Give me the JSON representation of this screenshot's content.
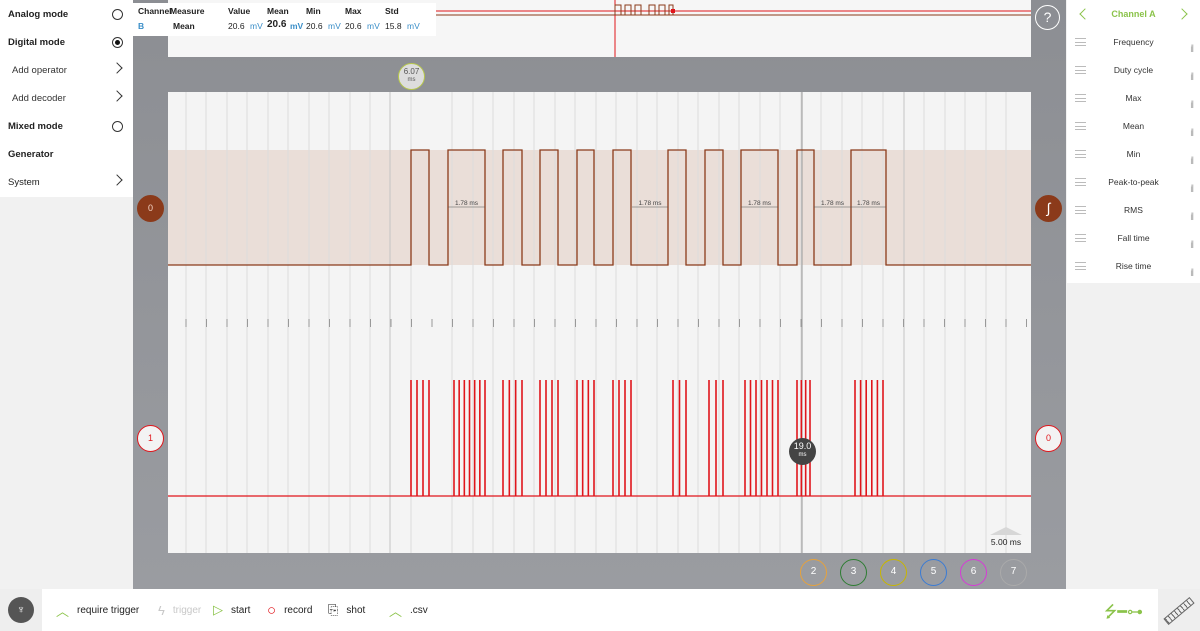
{
  "left_menu": [
    {
      "label": "Analog mode",
      "style": "bold",
      "control": "radio",
      "checked": false
    },
    {
      "label": "Digital mode",
      "style": "bold",
      "control": "radio",
      "checked": true
    },
    {
      "label": "Add operator",
      "style": "sub",
      "control": "chevron"
    },
    {
      "label": "Add decoder",
      "style": "sub",
      "control": "chevron"
    },
    {
      "label": "Mixed mode",
      "style": "bold",
      "control": "radio",
      "checked": false
    },
    {
      "label": "Generator",
      "style": "bold",
      "control": "none"
    },
    {
      "label": "System",
      "style": "plain",
      "control": "chevron"
    }
  ],
  "measure_table": {
    "headers": [
      "Channel",
      "Measure",
      "Value",
      "Mean",
      "Min",
      "Max",
      "Std"
    ],
    "row": {
      "channel": "B",
      "measure": "Mean",
      "value": "20.6",
      "value_unit": "mV",
      "mean": "20.6",
      "mean_unit": "mV",
      "min": "20.6",
      "min_unit": "mV",
      "max": "20.6",
      "max_unit": "mV",
      "std": "15.8",
      "std_unit": "mV"
    }
  },
  "help_label": "?",
  "cursor": {
    "value": "6.07",
    "unit": "ms"
  },
  "time_marker": {
    "value": "19.0",
    "unit": "ms"
  },
  "timebase_label": "5.00 ms",
  "channel0": {
    "left_marker": "0",
    "pulse_width_label": "1.78 ms",
    "color": "#8b3a1a"
  },
  "channel1": {
    "left_marker": "1",
    "right_marker": "0",
    "color": "#e0151b"
  },
  "channel_buttons": [
    {
      "label": "2",
      "color": "#e6a23c"
    },
    {
      "label": "3",
      "color": "#2e7d32"
    },
    {
      "label": "4",
      "color": "#c8b600"
    },
    {
      "label": "5",
      "color": "#3a7bd5"
    },
    {
      "label": "6",
      "color": "#d63bd6"
    },
    {
      "label": "7",
      "color": "#aaaaaa"
    }
  ],
  "right_panel": {
    "title": "Channel A",
    "items": [
      "Frequency",
      "Duty cycle",
      "Max",
      "Mean",
      "Min",
      "Peak-to-peak",
      "RMS",
      "Fall time",
      "Rise time"
    ]
  },
  "bottom_bar": {
    "require_trigger": "require trigger",
    "trigger": "trigger",
    "start": "start",
    "record": "record",
    "shot": "shot",
    "csv": ".csv"
  },
  "colors": {
    "accent": "#8bc34a",
    "plot_bg": "#f4f4f4",
    "frame_bg": "#8e9095"
  }
}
□ □ □ □
Make an exact reproduction of the listing above, without any pictures.

Give me the JSON representation of this screenshot's content.
{
  "left_menu": [
    {
      "label": "Analog mode",
      "style": "bold",
      "control": "radio",
      "checked": false
    },
    {
      "label": "Digital mode",
      "style": "bold",
      "control": "radio",
      "checked": true
    },
    {
      "label": "Add operator",
      "style": "sub",
      "control": "chevron"
    },
    {
      "label": "Add decoder",
      "style": "sub",
      "control": "chevron"
    },
    {
      "label": "Mixed mode",
      "style": "bold",
      "control": "radio",
      "checked": false
    },
    {
      "label": "Generator",
      "style": "bold",
      "control": "none"
    },
    {
      "label": "System",
      "style": "plain",
      "control": "chevron"
    }
  ],
  "measure_table": {
    "headers": [
      "Channel",
      "Measure",
      "Value",
      "Mean",
      "Min",
      "Max",
      "Std"
    ],
    "row": {
      "channel": "B",
      "measure": "Mean",
      "value": "20.6",
      "value_unit": "mV",
      "mean": "20.6",
      "mean_unit": "mV",
      "min": "20.6",
      "min_unit": "mV",
      "max": "20.6",
      "max_unit": "mV",
      "std": "15.8",
      "std_unit": "mV"
    }
  },
  "help_label": "?",
  "cursor": {
    "value": "6.07",
    "unit": "ms"
  },
  "time_marker": {
    "value": "19.0",
    "unit": "ms"
  },
  "timebase_label": "5.00 ms",
  "channel0": {
    "left_marker": "0",
    "pulse_width_label": "1.78 ms",
    "color": "#8b3a1a"
  },
  "channel1": {
    "left_marker": "1",
    "right_marker": "0",
    "color": "#e0151b"
  },
  "channel_buttons": [
    {
      "label": "2",
      "color": "#e6a23c"
    },
    {
      "label": "3",
      "color": "#2e7d32"
    },
    {
      "label": "4",
      "color": "#c8b600"
    },
    {
      "label": "5",
      "color": "#3a7bd5"
    },
    {
      "label": "6",
      "color": "#d63bd6"
    },
    {
      "label": "7",
      "color": "#aaaaaa"
    }
  ],
  "right_panel": {
    "title": "Channel A",
    "items": [
      "Frequency",
      "Duty cycle",
      "Max",
      "Mean",
      "Min",
      "Peak-to-peak",
      "RMS",
      "Fall time",
      "Rise time"
    ]
  },
  "bottom_bar": {
    "require_trigger": "require trigger",
    "trigger": "trigger",
    "start": "start",
    "record": "record",
    "shot": "shot",
    "csv": ".csv"
  },
  "colors": {
    "accent": "#8bc34a",
    "plot_bg": "#f4f4f4",
    "frame_bg": "#8e9095"
  }
}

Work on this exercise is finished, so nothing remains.